--- DATA TO PROCESS ---

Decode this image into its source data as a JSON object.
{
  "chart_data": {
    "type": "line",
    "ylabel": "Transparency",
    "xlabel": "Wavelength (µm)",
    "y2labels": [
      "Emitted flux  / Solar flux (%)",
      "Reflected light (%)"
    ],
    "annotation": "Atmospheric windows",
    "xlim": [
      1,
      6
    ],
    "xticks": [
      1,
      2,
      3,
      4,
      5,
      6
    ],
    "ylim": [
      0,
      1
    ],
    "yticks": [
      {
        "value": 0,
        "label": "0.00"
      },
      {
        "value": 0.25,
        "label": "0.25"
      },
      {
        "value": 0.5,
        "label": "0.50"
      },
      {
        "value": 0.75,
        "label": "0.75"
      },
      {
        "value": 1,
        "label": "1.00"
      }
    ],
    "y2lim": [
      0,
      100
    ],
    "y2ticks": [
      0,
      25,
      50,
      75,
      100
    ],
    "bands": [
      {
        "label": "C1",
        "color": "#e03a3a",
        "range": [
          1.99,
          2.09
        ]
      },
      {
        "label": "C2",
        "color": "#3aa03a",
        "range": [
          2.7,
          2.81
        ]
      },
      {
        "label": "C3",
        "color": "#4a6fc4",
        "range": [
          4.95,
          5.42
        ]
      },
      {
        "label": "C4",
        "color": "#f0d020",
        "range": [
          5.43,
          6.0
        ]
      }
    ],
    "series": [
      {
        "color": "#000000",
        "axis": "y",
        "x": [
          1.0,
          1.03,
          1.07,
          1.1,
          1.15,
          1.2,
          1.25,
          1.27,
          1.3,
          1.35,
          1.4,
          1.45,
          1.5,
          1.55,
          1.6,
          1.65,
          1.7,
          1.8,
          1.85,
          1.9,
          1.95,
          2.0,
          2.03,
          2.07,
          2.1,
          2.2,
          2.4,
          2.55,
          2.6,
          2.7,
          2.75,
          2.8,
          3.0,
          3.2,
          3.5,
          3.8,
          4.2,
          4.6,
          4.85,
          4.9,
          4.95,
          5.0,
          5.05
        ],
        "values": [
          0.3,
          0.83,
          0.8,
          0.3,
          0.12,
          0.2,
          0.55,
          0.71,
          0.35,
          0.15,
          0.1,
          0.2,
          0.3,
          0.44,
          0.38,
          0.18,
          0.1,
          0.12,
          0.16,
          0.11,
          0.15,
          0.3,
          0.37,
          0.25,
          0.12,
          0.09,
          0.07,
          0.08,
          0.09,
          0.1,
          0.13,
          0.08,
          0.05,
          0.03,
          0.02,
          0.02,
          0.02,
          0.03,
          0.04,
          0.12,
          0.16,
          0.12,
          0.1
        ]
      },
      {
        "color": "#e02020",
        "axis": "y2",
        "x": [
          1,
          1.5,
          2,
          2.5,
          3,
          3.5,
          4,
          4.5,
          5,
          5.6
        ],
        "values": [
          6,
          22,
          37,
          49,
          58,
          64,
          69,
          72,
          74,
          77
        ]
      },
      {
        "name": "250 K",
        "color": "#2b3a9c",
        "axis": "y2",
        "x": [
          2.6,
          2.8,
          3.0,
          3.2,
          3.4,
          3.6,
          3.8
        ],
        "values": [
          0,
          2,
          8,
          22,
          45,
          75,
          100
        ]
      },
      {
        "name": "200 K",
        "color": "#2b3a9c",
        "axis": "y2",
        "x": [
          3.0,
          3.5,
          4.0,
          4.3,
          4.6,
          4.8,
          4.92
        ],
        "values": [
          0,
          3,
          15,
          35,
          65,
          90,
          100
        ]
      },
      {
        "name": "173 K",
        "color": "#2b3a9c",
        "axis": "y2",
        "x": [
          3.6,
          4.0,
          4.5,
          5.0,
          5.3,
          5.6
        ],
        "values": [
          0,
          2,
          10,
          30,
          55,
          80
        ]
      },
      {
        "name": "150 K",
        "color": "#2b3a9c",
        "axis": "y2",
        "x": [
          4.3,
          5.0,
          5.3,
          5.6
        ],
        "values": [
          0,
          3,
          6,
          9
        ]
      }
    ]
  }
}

---

# REQUIRED TASK
Reproduce the listing in full. Keep it exactly as written.

# OUTPUT
Decode this image into its source data as a JSON object.
{
  "chart_data": {
    "type": "line",
    "ylabel": "Transparency",
    "xlabel": "Wavelength (µm)",
    "y2labels": [
      "Emitted flux  / Solar flux (%)",
      "Reflected light (%)"
    ],
    "annotation": "Atmospheric windows",
    "xlim": [
      1,
      6
    ],
    "xticks": [
      1,
      2,
      3,
      4,
      5,
      6
    ],
    "ylim": [
      0,
      1
    ],
    "yticks": [
      {
        "value": 0,
        "label": "0.00"
      },
      {
        "value": 0.25,
        "label": "0.25"
      },
      {
        "value": 0.5,
        "label": "0.50"
      },
      {
        "value": 0.75,
        "label": "0.75"
      },
      {
        "value": 1,
        "label": "1.00"
      }
    ],
    "y2lim": [
      0,
      100
    ],
    "y2ticks": [
      0,
      25,
      50,
      75,
      100
    ],
    "bands": [
      {
        "label": "C1",
        "color": "#e03a3a",
        "range": [
          1.99,
          2.09
        ]
      },
      {
        "label": "C2",
        "color": "#3aa03a",
        "range": [
          2.7,
          2.81
        ]
      },
      {
        "label": "C3",
        "color": "#4a6fc4",
        "range": [
          4.95,
          5.42
        ]
      },
      {
        "label": "C4",
        "color": "#f0d020",
        "range": [
          5.43,
          6.0
        ]
      }
    ],
    "series": [
      {
        "color": "#000000",
        "axis": "y",
        "x": [
          1.0,
          1.03,
          1.07,
          1.1,
          1.15,
          1.2,
          1.25,
          1.27,
          1.3,
          1.35,
          1.4,
          1.45,
          1.5,
          1.55,
          1.6,
          1.65,
          1.7,
          1.8,
          1.85,
          1.9,
          1.95,
          2.0,
          2.03,
          2.07,
          2.1,
          2.2,
          2.4,
          2.55,
          2.6,
          2.7,
          2.75,
          2.8,
          3.0,
          3.2,
          3.5,
          3.8,
          4.2,
          4.6,
          4.85,
          4.9,
          4.95,
          5.0,
          5.05
        ],
        "values": [
          0.3,
          0.83,
          0.8,
          0.3,
          0.12,
          0.2,
          0.55,
          0.71,
          0.35,
          0.15,
          0.1,
          0.2,
          0.3,
          0.44,
          0.38,
          0.18,
          0.1,
          0.12,
          0.16,
          0.11,
          0.15,
          0.3,
          0.37,
          0.25,
          0.12,
          0.09,
          0.07,
          0.08,
          0.09,
          0.1,
          0.13,
          0.08,
          0.05,
          0.03,
          0.02,
          0.02,
          0.02,
          0.03,
          0.04,
          0.12,
          0.16,
          0.12,
          0.1
        ]
      },
      {
        "color": "#e02020",
        "axis": "y2",
        "x": [
          1,
          1.5,
          2,
          2.5,
          3,
          3.5,
          4,
          4.5,
          5,
          5.6
        ],
        "values": [
          6,
          22,
          37,
          49,
          58,
          64,
          69,
          72,
          74,
          77
        ]
      },
      {
        "name": "250 K",
        "color": "#2b3a9c",
        "axis": "y2",
        "x": [
          2.6,
          2.8,
          3.0,
          3.2,
          3.4,
          3.6,
          3.8
        ],
        "values": [
          0,
          2,
          8,
          22,
          45,
          75,
          100
        ]
      },
      {
        "name": "200 K",
        "color": "#2b3a9c",
        "axis": "y2",
        "x": [
          3.0,
          3.5,
          4.0,
          4.3,
          4.6,
          4.8,
          4.92
        ],
        "values": [
          0,
          3,
          15,
          35,
          65,
          90,
          100
        ]
      },
      {
        "name": "173 K",
        "color": "#2b3a9c",
        "axis": "y2",
        "x": [
          3.6,
          4.0,
          4.5,
          5.0,
          5.3,
          5.6
        ],
        "values": [
          0,
          2,
          10,
          30,
          55,
          80
        ]
      },
      {
        "name": "150 K",
        "color": "#2b3a9c",
        "axis": "y2",
        "x": [
          4.3,
          5.0,
          5.3,
          5.6
        ],
        "values": [
          0,
          3,
          6,
          9
        ]
      }
    ]
  }
}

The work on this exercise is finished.